• _PROMPT_: Below is a set of records. Repeat all of them exactly.

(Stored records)
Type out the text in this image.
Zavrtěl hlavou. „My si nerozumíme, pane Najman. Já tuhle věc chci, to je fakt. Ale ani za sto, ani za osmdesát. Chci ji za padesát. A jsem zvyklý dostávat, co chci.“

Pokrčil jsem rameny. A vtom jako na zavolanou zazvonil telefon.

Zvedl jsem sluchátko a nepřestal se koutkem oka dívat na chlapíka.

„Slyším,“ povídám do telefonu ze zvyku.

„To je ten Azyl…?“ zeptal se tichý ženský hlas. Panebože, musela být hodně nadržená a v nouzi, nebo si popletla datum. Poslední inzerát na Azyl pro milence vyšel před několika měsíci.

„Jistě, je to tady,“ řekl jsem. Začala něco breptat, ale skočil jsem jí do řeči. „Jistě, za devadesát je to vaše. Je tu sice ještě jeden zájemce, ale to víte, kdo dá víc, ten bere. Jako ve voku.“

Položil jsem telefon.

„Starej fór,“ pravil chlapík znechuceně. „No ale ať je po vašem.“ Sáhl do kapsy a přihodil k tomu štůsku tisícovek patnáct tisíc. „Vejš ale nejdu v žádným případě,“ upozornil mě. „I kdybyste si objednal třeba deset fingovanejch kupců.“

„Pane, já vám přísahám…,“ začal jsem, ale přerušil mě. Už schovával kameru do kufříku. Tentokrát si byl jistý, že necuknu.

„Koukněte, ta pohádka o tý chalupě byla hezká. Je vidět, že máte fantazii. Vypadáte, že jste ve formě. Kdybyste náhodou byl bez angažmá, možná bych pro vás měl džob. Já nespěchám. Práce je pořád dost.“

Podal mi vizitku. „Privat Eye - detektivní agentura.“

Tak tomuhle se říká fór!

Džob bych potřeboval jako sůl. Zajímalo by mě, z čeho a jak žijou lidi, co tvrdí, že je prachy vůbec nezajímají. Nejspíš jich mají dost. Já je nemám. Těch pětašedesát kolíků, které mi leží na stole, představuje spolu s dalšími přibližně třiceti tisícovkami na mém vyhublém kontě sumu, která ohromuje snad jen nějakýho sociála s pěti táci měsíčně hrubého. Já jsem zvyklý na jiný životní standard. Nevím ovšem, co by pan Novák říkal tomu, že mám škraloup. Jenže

• _FINAL ANSWER_:
Type out the text in this image.
Zavrtěl hlavou. „My si nerozumíme, pane Najman. Já tuhle věc chci, to je fakt. Ale ani za sto, ani za osmdesát. Chci ji za padesát. A jsem zvyklý dostávat, co chci.“

Pokrčil jsem rameny. A vtom jako na zavolanou zazvonil telefon.

Zvedl jsem sluchátko a nepřestal se koutkem oka dívat na chlapíka.

„Slyším,“ povídám do telefonu ze zvyku.

„To je ten Azyl…?“ zeptal se tichý ženský hlas. Panebože, musela být hodně nadržená a v nouzi, nebo si popletla datum. Poslední inzerát na Azyl pro milence vyšel před několika měsíci.

„Jistě, je to tady,“ řekl jsem. Začala něco breptat, ale skočil jsem jí do řeči. „Jistě, za devadesát je to vaše. Je tu sice ještě jeden zájemce, ale to víte, kdo dá víc, ten bere. Jako ve voku.“

Položil jsem telefon.

„Starej fór,“ pravil chlapík znechuceně. „No ale ať je po vašem.“ Sáhl do kapsy a přihodil k tomu štůsku tisícovek patnáct tisíc. „Vejš ale nejdu v žádným případě,“ upozornil mě. „I kdybyste si objednal třeba deset fingovanejch kupců.“

„Pane, já vám přísahám…,“ začal jsem, ale přerušil mě. Už schovával kameru do kufříku. Tentokrát si byl jistý, že necuknu.

„Koukněte, ta pohádka o tý chalupě byla hezká. Je vidět, že máte fantazii. Vypadáte, že jste ve formě. Kdybyste náhodou byl bez angažmá, možná bych pro vás měl džob. Já nespěchám. Práce je pořád dost.“

Podal mi vizitku. „Privat Eye - detektivní agentura.“

Tak tomuhle se říká fór!

Džob bych potřeboval jako sůl. Zajímalo by mě, z čeho a jak žijou lidi, co tvrdí, že je prachy vůbec nezajímají. Nejspíš jich mají dost. Já je nemám. Těch pětašedesát kolíků, které mi leží na stole, představuje spolu s dalšími přibližně třiceti tisícovkami na mém vyhublém kontě sumu, která ohromuje snad jen nějakýho sociála s pěti táci měsíčně hrubého. Já jsem zvyklý na jiný životní standard. Nevím ovšem, co by pan Novák říkal tomu, že mám škraloup. Jenže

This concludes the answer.